───── Data entries
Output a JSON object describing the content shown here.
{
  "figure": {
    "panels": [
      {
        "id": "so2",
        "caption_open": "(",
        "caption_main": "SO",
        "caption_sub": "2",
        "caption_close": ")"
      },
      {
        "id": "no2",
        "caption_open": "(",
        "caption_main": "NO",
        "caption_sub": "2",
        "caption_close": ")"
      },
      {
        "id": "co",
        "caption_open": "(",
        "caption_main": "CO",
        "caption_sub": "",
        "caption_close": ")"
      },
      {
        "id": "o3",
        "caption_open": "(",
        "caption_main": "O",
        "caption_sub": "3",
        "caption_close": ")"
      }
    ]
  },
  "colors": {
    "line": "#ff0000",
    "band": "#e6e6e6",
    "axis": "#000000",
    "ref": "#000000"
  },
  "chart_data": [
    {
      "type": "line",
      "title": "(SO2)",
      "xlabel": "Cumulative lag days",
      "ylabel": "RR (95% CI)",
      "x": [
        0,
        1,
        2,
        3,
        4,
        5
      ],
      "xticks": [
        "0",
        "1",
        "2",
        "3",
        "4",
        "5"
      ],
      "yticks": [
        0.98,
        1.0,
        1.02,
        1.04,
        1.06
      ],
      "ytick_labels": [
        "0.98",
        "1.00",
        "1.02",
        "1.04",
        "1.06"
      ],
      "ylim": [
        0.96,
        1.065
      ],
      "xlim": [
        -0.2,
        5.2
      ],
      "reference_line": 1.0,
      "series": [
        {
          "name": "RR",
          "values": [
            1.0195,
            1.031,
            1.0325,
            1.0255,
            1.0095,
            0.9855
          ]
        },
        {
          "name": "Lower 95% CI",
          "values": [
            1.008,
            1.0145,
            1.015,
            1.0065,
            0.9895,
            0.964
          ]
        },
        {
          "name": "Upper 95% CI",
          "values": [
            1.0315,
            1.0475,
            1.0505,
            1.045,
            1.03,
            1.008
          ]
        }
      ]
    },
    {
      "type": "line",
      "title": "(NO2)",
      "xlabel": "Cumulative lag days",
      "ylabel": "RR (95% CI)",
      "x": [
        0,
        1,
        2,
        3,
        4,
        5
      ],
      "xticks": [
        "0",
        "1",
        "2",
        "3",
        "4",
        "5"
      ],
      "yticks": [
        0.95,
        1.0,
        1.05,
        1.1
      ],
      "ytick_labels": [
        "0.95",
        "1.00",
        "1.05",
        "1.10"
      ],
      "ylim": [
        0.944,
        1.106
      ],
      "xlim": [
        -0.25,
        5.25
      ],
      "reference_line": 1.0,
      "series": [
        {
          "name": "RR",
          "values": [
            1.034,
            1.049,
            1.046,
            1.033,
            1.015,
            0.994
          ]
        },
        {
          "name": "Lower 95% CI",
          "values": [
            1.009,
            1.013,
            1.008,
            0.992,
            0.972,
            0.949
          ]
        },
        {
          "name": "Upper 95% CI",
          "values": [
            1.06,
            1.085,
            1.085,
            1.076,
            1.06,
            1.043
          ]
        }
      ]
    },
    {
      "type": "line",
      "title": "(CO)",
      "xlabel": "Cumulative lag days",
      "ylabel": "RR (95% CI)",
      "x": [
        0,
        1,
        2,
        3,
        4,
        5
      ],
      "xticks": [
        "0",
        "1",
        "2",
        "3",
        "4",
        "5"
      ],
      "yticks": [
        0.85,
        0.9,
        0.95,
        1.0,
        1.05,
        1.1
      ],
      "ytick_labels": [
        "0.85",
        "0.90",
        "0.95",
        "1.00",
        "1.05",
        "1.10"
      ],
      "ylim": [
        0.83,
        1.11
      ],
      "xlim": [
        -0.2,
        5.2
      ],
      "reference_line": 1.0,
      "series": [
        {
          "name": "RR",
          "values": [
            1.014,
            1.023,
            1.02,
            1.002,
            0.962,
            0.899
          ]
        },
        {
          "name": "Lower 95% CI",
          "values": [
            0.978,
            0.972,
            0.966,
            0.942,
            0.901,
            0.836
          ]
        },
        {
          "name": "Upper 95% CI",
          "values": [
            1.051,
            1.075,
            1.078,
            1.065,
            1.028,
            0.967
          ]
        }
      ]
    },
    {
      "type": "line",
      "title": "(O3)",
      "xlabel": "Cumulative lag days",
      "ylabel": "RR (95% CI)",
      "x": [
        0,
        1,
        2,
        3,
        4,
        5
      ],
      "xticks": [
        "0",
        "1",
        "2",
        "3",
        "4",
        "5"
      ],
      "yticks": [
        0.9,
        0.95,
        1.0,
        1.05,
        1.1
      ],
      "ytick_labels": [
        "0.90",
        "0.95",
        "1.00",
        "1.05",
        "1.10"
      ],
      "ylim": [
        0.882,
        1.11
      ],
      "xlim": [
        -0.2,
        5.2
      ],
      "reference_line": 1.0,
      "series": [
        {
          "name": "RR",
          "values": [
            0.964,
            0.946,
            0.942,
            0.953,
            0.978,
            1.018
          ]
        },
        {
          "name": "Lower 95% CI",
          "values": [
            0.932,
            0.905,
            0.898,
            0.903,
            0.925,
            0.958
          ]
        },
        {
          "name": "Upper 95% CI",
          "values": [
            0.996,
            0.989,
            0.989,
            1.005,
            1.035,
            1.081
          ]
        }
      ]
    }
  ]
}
──────────
▶ **Objective**
Copy out all of the data exactly, leaving nothing out.

▶ **Correct answer**
Output a JSON object describing the content shown here.
{
  "figure": {
    "panels": [
      {
        "id": "so2",
        "caption_open": "(",
        "caption_main": "SO",
        "caption_sub": "2",
        "caption_close": ")"
      },
      {
        "id": "no2",
        "caption_open": "(",
        "caption_main": "NO",
        "caption_sub": "2",
        "caption_close": ")"
      },
      {
        "id": "co",
        "caption_open": "(",
        "caption_main": "CO",
        "caption_sub": "",
        "caption_close": ")"
      },
      {
        "id": "o3",
        "caption_open": "(",
        "caption_main": "O",
        "caption_sub": "3",
        "caption_close": ")"
      }
    ]
  },
  "colors": {
    "line": "#ff0000",
    "band": "#e6e6e6",
    "axis": "#000000",
    "ref": "#000000"
  },
  "chart_data": [
    {
      "type": "line",
      "title": "(SO2)",
      "xlabel": "Cumulative lag days",
      "ylabel": "RR (95% CI)",
      "x": [
        0,
        1,
        2,
        3,
        4,
        5
      ],
      "xticks": [
        "0",
        "1",
        "2",
        "3",
        "4",
        "5"
      ],
      "yticks": [
        0.98,
        1.0,
        1.02,
        1.04,
        1.06
      ],
      "ytick_labels": [
        "0.98",
        "1.00",
        "1.02",
        "1.04",
        "1.06"
      ],
      "ylim": [
        0.96,
        1.065
      ],
      "xlim": [
        -0.2,
        5.2
      ],
      "reference_line": 1.0,
      "series": [
        {
          "name": "RR",
          "values": [
            1.0195,
            1.031,
            1.0325,
            1.0255,
            1.0095,
            0.9855
          ]
        },
        {
          "name": "Lower 95% CI",
          "values": [
            1.008,
            1.0145,
            1.015,
            1.0065,
            0.9895,
            0.964
          ]
        },
        {
          "name": "Upper 95% CI",
          "values": [
            1.0315,
            1.0475,
            1.0505,
            1.045,
            1.03,
            1.008
          ]
        }
      ]
    },
    {
      "type": "line",
      "title": "(NO2)",
      "xlabel": "Cumulative lag days",
      "ylabel": "RR (95% CI)",
      "x": [
        0,
        1,
        2,
        3,
        4,
        5
      ],
      "xticks": [
        "0",
        "1",
        "2",
        "3",
        "4",
        "5"
      ],
      "yticks": [
        0.95,
        1.0,
        1.05,
        1.1
      ],
      "ytick_labels": [
        "0.95",
        "1.00",
        "1.05",
        "1.10"
      ],
      "ylim": [
        0.944,
        1.106
      ],
      "xlim": [
        -0.25,
        5.25
      ],
      "reference_line": 1.0,
      "series": [
        {
          "name": "RR",
          "values": [
            1.034,
            1.049,
            1.046,
            1.033,
            1.015,
            0.994
          ]
        },
        {
          "name": "Lower 95% CI",
          "values": [
            1.009,
            1.013,
            1.008,
            0.992,
            0.972,
            0.949
          ]
        },
        {
          "name": "Upper 95% CI",
          "values": [
            1.06,
            1.085,
            1.085,
            1.076,
            1.06,
            1.043
          ]
        }
      ]
    },
    {
      "type": "line",
      "title": "(CO)",
      "xlabel": "Cumulative lag days",
      "ylabel": "RR (95% CI)",
      "x": [
        0,
        1,
        2,
        3,
        4,
        5
      ],
      "xticks": [
        "0",
        "1",
        "2",
        "3",
        "4",
        "5"
      ],
      "yticks": [
        0.85,
        0.9,
        0.95,
        1.0,
        1.05,
        1.1
      ],
      "ytick_labels": [
        "0.85",
        "0.90",
        "0.95",
        "1.00",
        "1.05",
        "1.10"
      ],
      "ylim": [
        0.83,
        1.11
      ],
      "xlim": [
        -0.2,
        5.2
      ],
      "reference_line": 1.0,
      "series": [
        {
          "name": "RR",
          "values": [
            1.014,
            1.023,
            1.02,
            1.002,
            0.962,
            0.899
          ]
        },
        {
          "name": "Lower 95% CI",
          "values": [
            0.978,
            0.972,
            0.966,
            0.942,
            0.901,
            0.836
          ]
        },
        {
          "name": "Upper 95% CI",
          "values": [
            1.051,
            1.075,
            1.078,
            1.065,
            1.028,
            0.967
          ]
        }
      ]
    },
    {
      "type": "line",
      "title": "(O3)",
      "xlabel": "Cumulative lag days",
      "ylabel": "RR (95% CI)",
      "x": [
        0,
        1,
        2,
        3,
        4,
        5
      ],
      "xticks": [
        "0",
        "1",
        "2",
        "3",
        "4",
        "5"
      ],
      "yticks": [
        0.9,
        0.95,
        1.0,
        1.05,
        1.1
      ],
      "ytick_labels": [
        "0.90",
        "0.95",
        "1.00",
        "1.05",
        "1.10"
      ],
      "ylim": [
        0.882,
        1.11
      ],
      "xlim": [
        -0.2,
        5.2
      ],
      "reference_line": 1.0,
      "series": [
        {
          "name": "RR",
          "values": [
            0.964,
            0.946,
            0.942,
            0.953,
            0.978,
            1.018
          ]
        },
        {
          "name": "Lower 95% CI",
          "values": [
            0.932,
            0.905,
            0.898,
            0.903,
            0.925,
            0.958
          ]
        },
        {
          "name": "Upper 95% CI",
          "values": [
            0.996,
            0.989,
            0.989,
            1.005,
            1.035,
            1.081
          ]
        }
      ]
    }
  ]
}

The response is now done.